**Qué debes hacer:** Reescribe como una lista breve el párrafo del texto sobre el vuelo MH370 que comienza con «El impacto del caso» y conserva sus datos principales.

**Texto proporcionado:**
===

China recordó este fin de semana el duodécimo aniversario de la desaparición del vuelo MH370 de Malaysia Airlines, un misterio que continúa latente en la memoria colectiva del gigante asiático. El avión, que desapareció en 2014 con 239 personas a bordo, transportaba a 153 ciudadanos chinos con destino a Pekín. Ante esta fecha simbólica, las autoridades malasias ratificaron su compromiso de mantener informadas a las familias, mientras la empresa Ocean Infinity prosigue con las labores de exploración submarina bajo un contrato condicionado al hallazgo de los restos, aunque las operaciones más recientes en el sur del Índico no han arrojado resultados positivos.
El impacto del caso se mantiene vigente en las plataformas digitales chinas, donde etiquetas relacionadas con la búsqueda acumularon cerca de 38,6 millones de lecturas en la red social Weibo en las últimas 24 horas. Mientras algunos usuarios debaten teorías de conspiración y expresan escepticismo sobre los anuncios oficiales, la mayoría manifiesta una profunda empatía hacia los familiares de las víctimas. El deseo de que la verdad salga a la luz pronto sigue siendo el clamor principal de una sociedad que no olvida el desvío de la ruta original de la aeronave hace más de una década.
A pesar de las múltiples misiones internacionales que han rastreado decenas de miles de kilómetros cuadrados en el lecho marino, el paradero exacto del aparato sigue sin esclarecerse. La investigación oficial sostiene que el avión voló durante varias horas tras perder contacto, para finalmente caer al océano una vez agotado el combustible. Doce años después, la falta de evidencias físicas concluyentes mantiene abierta una de las mayores incógnitas de la aviación moderna y una herida abierta para las familias que aún esperan respuestas definitivas.

===

**Listado de datos:**
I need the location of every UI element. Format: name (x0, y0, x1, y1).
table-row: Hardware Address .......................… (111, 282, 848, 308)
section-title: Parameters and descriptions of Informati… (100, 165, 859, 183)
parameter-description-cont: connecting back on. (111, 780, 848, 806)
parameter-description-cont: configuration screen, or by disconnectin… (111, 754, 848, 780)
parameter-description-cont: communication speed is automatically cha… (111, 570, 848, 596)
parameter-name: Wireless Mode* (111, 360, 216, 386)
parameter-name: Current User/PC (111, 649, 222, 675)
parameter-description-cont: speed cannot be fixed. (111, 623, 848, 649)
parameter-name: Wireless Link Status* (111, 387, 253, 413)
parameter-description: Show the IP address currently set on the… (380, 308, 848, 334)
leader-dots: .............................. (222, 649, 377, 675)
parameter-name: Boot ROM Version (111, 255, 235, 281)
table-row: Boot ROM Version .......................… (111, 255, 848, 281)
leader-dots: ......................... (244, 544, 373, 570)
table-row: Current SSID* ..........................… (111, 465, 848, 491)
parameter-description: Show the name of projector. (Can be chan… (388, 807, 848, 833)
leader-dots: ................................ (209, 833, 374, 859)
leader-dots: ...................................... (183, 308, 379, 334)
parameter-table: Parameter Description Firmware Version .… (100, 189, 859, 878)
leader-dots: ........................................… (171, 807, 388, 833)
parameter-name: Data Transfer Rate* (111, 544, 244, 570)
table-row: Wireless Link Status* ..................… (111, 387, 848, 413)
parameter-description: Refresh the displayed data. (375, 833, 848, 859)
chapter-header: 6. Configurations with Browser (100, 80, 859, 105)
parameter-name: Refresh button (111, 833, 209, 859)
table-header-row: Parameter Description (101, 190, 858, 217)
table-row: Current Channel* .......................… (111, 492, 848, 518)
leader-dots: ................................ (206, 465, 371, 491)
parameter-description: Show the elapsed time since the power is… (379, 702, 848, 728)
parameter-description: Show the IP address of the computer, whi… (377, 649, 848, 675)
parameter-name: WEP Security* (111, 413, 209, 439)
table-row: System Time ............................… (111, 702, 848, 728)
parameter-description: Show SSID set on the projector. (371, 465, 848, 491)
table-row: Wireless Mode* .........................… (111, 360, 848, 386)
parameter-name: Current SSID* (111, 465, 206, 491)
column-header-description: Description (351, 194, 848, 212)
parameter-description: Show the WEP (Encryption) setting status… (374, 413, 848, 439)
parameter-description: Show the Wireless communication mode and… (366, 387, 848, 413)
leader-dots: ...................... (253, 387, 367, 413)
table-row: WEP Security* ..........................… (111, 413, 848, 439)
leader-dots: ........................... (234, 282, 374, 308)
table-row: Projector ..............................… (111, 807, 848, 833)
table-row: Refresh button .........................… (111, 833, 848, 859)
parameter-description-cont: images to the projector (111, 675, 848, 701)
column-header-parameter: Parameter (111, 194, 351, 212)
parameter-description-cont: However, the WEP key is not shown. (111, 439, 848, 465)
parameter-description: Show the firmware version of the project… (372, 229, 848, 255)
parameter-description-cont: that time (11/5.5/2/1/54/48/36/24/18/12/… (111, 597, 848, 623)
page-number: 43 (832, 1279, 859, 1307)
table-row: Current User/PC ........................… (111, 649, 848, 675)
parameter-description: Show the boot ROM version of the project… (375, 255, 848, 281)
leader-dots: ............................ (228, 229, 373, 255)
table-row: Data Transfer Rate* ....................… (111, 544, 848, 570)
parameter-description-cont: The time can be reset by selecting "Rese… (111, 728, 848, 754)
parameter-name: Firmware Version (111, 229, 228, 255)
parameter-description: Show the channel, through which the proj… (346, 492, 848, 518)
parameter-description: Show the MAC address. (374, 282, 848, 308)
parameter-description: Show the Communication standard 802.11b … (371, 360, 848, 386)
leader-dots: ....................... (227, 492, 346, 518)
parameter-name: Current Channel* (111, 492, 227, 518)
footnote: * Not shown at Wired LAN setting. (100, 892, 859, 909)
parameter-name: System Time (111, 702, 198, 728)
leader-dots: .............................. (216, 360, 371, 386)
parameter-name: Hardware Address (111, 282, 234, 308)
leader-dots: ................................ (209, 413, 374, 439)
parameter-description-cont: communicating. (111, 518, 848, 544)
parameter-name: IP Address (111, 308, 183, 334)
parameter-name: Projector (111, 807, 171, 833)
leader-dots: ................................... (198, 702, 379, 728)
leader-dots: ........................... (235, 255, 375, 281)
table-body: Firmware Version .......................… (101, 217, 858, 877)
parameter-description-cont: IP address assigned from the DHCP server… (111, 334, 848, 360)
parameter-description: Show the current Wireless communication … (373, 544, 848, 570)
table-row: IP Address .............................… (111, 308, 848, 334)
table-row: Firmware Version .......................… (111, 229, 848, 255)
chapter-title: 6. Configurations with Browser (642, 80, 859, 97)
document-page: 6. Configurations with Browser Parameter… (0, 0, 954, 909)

===

**Respuesta:**
- En las plataformas digitales chinas, las etiquetas sobre la búsqueda sumaron cerca de 38,6 millones de lecturas en Weibo en las últimas 24 horas.
- Algunos usuarios debaten teorías de conspiración y se muestran escépticos ante los anuncios oficiales.
- La mayoría expresa una profunda empatía hacia los familiares de las víctimas.
- El clamor principal es que la verdad salga pronto a la luz, más de una década después del desvío de la ruta original del avión.